#### EXERCISE DETAILS
Repeat the entire listing exactly as written.

::::

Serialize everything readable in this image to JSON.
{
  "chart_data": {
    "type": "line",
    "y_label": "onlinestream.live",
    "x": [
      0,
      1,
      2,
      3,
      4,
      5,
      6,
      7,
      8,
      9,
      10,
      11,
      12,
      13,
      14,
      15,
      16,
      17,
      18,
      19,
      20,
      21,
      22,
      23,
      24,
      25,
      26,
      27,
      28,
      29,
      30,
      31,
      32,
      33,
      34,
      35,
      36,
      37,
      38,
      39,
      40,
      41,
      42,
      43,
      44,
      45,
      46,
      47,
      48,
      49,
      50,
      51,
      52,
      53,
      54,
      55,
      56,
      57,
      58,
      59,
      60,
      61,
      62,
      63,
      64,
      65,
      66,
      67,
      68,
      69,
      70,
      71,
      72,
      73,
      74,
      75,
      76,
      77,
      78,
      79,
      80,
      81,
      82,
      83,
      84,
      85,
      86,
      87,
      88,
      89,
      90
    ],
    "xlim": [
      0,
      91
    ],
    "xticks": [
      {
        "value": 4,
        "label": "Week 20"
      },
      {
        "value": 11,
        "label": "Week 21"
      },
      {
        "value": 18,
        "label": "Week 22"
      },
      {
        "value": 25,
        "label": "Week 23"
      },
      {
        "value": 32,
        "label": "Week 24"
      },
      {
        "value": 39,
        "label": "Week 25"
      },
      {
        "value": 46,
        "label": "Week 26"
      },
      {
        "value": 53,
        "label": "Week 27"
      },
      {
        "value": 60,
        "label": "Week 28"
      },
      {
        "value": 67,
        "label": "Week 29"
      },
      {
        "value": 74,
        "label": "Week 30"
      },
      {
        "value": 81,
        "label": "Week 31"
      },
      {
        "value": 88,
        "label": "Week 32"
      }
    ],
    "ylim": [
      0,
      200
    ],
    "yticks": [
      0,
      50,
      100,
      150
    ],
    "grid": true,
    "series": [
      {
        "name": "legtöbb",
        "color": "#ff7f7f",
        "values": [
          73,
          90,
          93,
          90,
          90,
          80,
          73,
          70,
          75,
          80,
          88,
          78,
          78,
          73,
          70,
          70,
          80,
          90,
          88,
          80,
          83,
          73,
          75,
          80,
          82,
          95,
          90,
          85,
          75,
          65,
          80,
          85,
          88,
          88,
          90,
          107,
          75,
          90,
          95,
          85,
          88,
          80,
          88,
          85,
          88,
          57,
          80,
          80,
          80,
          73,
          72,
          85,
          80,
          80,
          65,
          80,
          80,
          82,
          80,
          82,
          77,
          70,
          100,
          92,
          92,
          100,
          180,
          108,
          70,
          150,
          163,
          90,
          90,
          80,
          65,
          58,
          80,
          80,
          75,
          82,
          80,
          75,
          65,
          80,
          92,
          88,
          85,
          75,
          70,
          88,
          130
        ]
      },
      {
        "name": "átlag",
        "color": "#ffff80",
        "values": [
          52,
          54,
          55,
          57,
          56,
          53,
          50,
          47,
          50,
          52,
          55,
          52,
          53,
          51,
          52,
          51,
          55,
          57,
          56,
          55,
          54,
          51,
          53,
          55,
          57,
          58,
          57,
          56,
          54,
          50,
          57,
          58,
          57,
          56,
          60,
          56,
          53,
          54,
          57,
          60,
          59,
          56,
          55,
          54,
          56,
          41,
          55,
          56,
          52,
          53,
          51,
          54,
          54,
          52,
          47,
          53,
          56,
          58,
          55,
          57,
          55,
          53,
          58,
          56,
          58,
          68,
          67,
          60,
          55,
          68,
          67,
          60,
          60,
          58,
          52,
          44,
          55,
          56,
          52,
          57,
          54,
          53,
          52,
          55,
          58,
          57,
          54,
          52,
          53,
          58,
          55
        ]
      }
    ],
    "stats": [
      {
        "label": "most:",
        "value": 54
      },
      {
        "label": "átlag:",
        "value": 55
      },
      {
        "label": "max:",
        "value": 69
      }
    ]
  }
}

::::

#### THE OUTPUT
Serialize everything readable in this image to JSON.
{
  "chart_data": {
    "type": "line",
    "y_label": "onlinestream.live",
    "x": [
      0,
      1,
      2,
      3,
      4,
      5,
      6,
      7,
      8,
      9,
      10,
      11,
      12,
      13,
      14,
      15,
      16,
      17,
      18,
      19,
      20,
      21,
      22,
      23,
      24,
      25,
      26,
      27,
      28,
      29,
      30,
      31,
      32,
      33,
      34,
      35,
      36,
      37,
      38,
      39,
      40,
      41,
      42,
      43,
      44,
      45,
      46,
      47,
      48,
      49,
      50,
      51,
      52,
      53,
      54,
      55,
      56,
      57,
      58,
      59,
      60,
      61,
      62,
      63,
      64,
      65,
      66,
      67,
      68,
      69,
      70,
      71,
      72,
      73,
      74,
      75,
      76,
      77,
      78,
      79,
      80,
      81,
      82,
      83,
      84,
      85,
      86,
      87,
      88,
      89,
      90
    ],
    "xlim": [
      0,
      91
    ],
    "xticks": [
      {
        "value": 4,
        "label": "Week 20"
      },
      {
        "value": 11,
        "label": "Week 21"
      },
      {
        "value": 18,
        "label": "Week 22"
      },
      {
        "value": 25,
        "label": "Week 23"
      },
      {
        "value": 32,
        "label": "Week 24"
      },
      {
        "value": 39,
        "label": "Week 25"
      },
      {
        "value": 46,
        "label": "Week 26"
      },
      {
        "value": 53,
        "label": "Week 27"
      },
      {
        "value": 60,
        "label": "Week 28"
      },
      {
        "value": 67,
        "label": "Week 29"
      },
      {
        "value": 74,
        "label": "Week 30"
      },
      {
        "value": 81,
        "label": "Week 31"
      },
      {
        "value": 88,
        "label": "Week 32"
      }
    ],
    "ylim": [
      0,
      200
    ],
    "yticks": [
      0,
      50,
      100,
      150
    ],
    "grid": true,
    "series": [
      {
        "name": "legtöbb",
        "color": "#ff7f7f",
        "values": [
          73,
          90,
          93,
          90,
          90,
          80,
          73,
          70,
          75,
          80,
          88,
          78,
          78,
          73,
          70,
          70,
          80,
          90,
          88,
          80,
          83,
          73,
          75,
          80,
          82,
          95,
          90,
          85,
          75,
          65,
          80,
          85,
          88,
          88,
          90,
          107,
          75,
          90,
          95,
          85,
          88,
          80,
          88,
          85,
          88,
          57,
          80,
          80,
          80,
          73,
          72,
          85,
          80,
          80,
          65,
          80,
          80,
          82,
          80,
          82,
          77,
          70,
          100,
          92,
          92,
          100,
          180,
          108,
          70,
          150,
          163,
          90,
          90,
          80,
          65,
          58,
          80,
          80,
          75,
          82,
          80,
          75,
          65,
          80,
          92,
          88,
          85,
          75,
          70,
          88,
          130
        ]
      },
      {
        "name": "átlag",
        "color": "#ffff80",
        "values": [
          52,
          54,
          55,
          57,
          56,
          53,
          50,
          47,
          50,
          52,
          55,
          52,
          53,
          51,
          52,
          51,
          55,
          57,
          56,
          55,
          54,
          51,
          53,
          55,
          57,
          58,
          57,
          56,
          54,
          50,
          57,
          58,
          57,
          56,
          60,
          56,
          53,
          54,
          57,
          60,
          59,
          56,
          55,
          54,
          56,
          41,
          55,
          56,
          52,
          53,
          51,
          54,
          54,
          52,
          47,
          53,
          56,
          58,
          55,
          57,
          55,
          53,
          58,
          56,
          58,
          68,
          67,
          60,
          55,
          68,
          67,
          60,
          60,
          58,
          52,
          44,
          55,
          56,
          52,
          57,
          54,
          53,
          52,
          55,
          58,
          57,
          54,
          52,
          53,
          58,
          55
        ]
      }
    ],
    "stats": [
      {
        "label": "most:",
        "value": 54
      },
      {
        "label": "átlag:",
        "value": 55
      },
      {
        "label": "max:",
        "value": 69
      }
    ]
  }
}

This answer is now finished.